**TRAVAIL DEMANDÉ**
Comment traduire en anglais cette phrase du texte sur la déforestation en Inde : « Nommé surintendant du jardin botanique de Dapurie, le docteur Alexander Gibson multiplia les alertes à propos de l'étendue du déboisement, puis utilisa en dernier recours l'argument de la “menace climatique” auprès des directeurs de la Compagnie et de la communauté scientifique indienne. » ?

**TEXTE**
Autre situation non moins passionnante : l'emploi de chirurgiens en Inde comme surintendants des jardins botaniques avait déjà jeté les fondations d'une infrastructure technique d'expertise scientifiques. Cette dernière reposait non seulement sur les compétences médicales et botaniques des chirurgiens, mais aussi sur leur statut social élevé, leur permettant de se constituer en lobby scientifique. Sir Joseph Banks, président de la Royal Academy à partir de 1784, soutint activement le rapprochement entre le service médical de la Compagnie des Indes orientales et les sociétés scientiques et botaniques de Grande-Bretagne, de sorte qu'en 1830 la grande majorité des huit cents chirurgiens de la Compagnie basés en Inde étaient écossais.
Autour de cette date, l'émergence d'une analyse largement partagée des dangers de la déforestation reposait sur plusieurs constats : liens entre déforestation, diminution des précipitations et conscience politique de la récurrence des famines en Inde ; suspicion d'un lien entre la fréquence des épisodes de maladies frappant les villes à forte croissance et les aléas météorologiques ; corrélation supposée entre déforestation, changements climatiques et famines récurrentes. Nommé surintendant du jardin botanique de Dapurie, le docteur Alexander Gibson multiplia les alertes à propos de l'étendue du déboisement, puis utilisa en dernier recours l'argument de la « menace climatique » auprès des directeurs de la Compagnie et de la communauté scientifique indienne.

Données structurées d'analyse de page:
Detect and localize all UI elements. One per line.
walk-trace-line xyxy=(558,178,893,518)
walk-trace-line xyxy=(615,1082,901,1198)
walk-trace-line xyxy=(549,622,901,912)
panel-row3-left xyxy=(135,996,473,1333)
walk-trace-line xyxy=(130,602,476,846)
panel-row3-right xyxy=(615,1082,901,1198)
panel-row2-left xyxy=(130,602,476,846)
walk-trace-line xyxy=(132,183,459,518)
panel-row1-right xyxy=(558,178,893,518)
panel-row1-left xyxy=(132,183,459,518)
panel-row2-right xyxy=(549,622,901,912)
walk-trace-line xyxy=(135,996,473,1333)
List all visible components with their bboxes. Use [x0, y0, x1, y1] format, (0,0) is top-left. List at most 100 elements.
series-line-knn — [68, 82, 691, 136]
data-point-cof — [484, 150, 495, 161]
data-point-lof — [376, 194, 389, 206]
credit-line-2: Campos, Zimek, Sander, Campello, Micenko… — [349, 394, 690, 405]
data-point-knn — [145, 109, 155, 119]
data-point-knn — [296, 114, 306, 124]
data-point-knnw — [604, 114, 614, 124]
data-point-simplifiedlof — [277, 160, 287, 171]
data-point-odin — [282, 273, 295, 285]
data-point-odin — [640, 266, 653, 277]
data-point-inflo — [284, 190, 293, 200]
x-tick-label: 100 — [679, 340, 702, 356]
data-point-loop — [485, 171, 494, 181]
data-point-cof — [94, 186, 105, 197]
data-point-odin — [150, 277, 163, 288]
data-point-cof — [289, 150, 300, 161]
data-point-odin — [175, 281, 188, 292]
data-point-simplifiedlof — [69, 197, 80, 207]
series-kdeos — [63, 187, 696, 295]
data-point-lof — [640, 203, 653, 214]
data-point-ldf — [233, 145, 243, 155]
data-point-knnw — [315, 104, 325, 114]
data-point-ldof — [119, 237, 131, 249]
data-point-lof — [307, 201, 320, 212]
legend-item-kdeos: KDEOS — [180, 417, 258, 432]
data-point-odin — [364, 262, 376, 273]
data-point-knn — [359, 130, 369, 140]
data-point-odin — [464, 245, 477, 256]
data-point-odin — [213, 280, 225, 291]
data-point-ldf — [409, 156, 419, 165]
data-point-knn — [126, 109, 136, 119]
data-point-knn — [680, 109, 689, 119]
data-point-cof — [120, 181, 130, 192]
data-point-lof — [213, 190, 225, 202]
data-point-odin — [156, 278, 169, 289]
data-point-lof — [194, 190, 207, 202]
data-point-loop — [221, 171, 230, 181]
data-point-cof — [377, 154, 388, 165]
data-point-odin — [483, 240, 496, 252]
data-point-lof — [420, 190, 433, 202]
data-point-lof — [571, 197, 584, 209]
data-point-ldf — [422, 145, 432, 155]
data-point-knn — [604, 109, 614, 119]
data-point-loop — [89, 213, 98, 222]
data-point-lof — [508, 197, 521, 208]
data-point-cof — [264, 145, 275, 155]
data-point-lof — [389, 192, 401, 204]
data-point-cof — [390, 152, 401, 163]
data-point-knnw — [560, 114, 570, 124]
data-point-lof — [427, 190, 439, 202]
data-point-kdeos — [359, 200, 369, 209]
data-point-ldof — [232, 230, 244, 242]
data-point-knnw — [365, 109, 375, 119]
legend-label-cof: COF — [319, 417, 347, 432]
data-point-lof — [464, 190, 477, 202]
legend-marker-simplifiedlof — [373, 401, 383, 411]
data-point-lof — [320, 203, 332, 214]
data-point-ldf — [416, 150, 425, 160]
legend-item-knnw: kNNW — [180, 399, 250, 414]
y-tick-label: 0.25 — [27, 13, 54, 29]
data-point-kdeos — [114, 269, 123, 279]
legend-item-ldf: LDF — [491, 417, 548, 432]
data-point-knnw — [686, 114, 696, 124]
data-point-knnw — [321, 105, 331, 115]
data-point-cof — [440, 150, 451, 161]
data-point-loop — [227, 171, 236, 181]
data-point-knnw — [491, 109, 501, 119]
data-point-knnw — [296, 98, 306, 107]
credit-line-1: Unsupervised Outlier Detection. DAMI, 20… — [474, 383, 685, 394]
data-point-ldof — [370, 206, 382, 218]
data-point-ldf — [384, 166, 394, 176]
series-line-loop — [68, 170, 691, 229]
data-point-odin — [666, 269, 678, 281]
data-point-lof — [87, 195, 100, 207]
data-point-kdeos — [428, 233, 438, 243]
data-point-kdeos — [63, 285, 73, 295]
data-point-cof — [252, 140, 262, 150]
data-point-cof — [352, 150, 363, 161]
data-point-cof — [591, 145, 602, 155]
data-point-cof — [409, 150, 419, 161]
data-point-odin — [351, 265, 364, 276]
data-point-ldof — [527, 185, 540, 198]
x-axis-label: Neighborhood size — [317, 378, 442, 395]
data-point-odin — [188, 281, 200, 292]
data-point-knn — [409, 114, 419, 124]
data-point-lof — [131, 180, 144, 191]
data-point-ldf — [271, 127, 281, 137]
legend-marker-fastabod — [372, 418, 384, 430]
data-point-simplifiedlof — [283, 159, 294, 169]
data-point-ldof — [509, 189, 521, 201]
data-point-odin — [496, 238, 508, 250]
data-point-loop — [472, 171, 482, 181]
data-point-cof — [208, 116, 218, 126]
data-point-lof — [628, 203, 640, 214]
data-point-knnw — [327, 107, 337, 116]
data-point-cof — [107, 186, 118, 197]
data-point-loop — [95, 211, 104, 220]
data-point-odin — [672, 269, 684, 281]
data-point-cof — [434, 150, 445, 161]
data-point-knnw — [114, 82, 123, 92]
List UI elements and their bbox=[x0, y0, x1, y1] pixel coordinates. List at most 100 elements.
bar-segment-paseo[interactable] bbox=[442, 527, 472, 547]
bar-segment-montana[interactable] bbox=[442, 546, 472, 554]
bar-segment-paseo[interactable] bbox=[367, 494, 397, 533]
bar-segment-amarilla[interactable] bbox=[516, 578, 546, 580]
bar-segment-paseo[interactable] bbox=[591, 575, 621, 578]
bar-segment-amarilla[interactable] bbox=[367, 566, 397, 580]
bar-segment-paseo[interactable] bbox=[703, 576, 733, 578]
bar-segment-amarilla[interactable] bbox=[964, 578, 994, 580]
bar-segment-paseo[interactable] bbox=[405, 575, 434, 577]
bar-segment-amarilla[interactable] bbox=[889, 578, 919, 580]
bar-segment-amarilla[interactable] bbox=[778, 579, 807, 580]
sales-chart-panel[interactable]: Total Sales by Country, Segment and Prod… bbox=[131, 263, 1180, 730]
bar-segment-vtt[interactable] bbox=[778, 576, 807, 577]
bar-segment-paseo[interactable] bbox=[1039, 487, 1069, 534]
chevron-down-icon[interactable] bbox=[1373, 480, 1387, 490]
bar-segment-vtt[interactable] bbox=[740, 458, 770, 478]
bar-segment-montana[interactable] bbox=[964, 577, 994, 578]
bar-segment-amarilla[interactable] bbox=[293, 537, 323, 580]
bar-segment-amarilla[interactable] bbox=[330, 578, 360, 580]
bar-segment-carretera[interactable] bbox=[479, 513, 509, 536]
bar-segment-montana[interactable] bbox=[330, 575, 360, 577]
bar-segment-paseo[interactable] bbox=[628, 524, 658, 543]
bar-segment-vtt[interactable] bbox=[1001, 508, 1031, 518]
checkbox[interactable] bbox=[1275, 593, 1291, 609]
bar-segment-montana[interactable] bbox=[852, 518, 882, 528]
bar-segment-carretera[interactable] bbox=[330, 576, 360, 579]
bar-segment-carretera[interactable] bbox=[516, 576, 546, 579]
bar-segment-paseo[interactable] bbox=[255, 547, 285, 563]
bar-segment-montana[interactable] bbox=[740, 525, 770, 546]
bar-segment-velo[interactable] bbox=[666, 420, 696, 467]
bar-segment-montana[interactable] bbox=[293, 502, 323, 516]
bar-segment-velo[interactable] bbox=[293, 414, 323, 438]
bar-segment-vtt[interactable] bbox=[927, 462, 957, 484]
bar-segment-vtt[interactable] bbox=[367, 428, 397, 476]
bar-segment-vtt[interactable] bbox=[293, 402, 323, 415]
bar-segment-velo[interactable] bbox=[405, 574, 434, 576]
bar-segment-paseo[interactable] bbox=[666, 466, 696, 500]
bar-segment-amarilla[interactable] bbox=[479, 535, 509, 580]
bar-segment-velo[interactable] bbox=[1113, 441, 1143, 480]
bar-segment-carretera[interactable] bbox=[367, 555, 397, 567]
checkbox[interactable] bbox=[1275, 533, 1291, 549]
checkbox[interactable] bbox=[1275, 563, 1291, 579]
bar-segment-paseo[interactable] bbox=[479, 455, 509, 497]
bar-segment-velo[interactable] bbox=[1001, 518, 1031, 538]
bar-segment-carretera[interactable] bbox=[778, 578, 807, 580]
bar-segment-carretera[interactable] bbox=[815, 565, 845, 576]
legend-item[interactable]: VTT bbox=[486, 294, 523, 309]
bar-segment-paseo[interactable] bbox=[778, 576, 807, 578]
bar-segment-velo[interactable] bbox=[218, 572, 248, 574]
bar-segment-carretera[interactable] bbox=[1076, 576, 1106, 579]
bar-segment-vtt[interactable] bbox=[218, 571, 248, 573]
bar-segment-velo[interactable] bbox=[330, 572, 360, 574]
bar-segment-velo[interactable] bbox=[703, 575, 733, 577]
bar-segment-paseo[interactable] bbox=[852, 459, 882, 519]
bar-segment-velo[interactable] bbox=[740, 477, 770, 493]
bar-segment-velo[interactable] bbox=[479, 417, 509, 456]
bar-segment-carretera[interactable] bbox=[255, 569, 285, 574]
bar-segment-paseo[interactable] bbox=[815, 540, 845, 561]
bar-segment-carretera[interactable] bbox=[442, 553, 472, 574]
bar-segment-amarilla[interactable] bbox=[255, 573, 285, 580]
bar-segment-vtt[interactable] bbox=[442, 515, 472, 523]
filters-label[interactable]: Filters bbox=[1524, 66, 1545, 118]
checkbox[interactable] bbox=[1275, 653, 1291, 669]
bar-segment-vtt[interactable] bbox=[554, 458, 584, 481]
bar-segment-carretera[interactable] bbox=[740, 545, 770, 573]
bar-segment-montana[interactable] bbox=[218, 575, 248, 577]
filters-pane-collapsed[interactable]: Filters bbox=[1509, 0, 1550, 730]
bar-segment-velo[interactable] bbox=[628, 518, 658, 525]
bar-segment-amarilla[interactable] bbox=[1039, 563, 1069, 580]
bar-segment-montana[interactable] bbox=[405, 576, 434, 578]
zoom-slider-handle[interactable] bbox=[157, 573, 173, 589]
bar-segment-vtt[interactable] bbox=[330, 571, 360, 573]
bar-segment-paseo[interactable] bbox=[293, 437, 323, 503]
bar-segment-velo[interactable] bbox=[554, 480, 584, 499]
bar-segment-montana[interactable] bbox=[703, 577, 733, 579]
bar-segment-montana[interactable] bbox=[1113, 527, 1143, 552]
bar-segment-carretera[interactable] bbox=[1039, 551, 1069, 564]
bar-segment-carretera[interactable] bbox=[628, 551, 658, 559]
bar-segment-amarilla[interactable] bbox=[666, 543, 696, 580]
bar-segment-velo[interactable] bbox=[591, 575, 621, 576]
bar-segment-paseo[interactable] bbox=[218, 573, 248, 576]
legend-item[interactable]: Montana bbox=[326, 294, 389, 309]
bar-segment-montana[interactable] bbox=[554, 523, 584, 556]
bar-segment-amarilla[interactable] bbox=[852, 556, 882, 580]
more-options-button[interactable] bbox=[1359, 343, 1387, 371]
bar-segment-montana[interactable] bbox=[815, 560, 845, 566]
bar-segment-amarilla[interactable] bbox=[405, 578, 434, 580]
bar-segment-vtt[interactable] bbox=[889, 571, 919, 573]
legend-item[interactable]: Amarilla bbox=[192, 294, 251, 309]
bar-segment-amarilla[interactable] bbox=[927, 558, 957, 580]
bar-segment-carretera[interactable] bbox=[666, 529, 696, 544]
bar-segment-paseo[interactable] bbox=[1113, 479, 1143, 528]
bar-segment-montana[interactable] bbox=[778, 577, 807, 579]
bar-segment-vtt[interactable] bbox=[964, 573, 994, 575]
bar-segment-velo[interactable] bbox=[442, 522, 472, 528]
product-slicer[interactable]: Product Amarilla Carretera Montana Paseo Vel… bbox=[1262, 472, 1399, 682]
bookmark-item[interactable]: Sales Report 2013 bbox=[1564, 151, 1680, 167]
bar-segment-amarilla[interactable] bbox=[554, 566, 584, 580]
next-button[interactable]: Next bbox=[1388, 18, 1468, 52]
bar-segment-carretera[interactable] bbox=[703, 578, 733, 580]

**VOTRE RÉPONSE**
Appointed superintendent of the Dapurie botanical garden, Dr. Alexander Gibson issued repeated warnings about the extent of deforestation, then, as a last resort, used the argument of the "climate threat" with the directors of the Company and the Indian scientific community.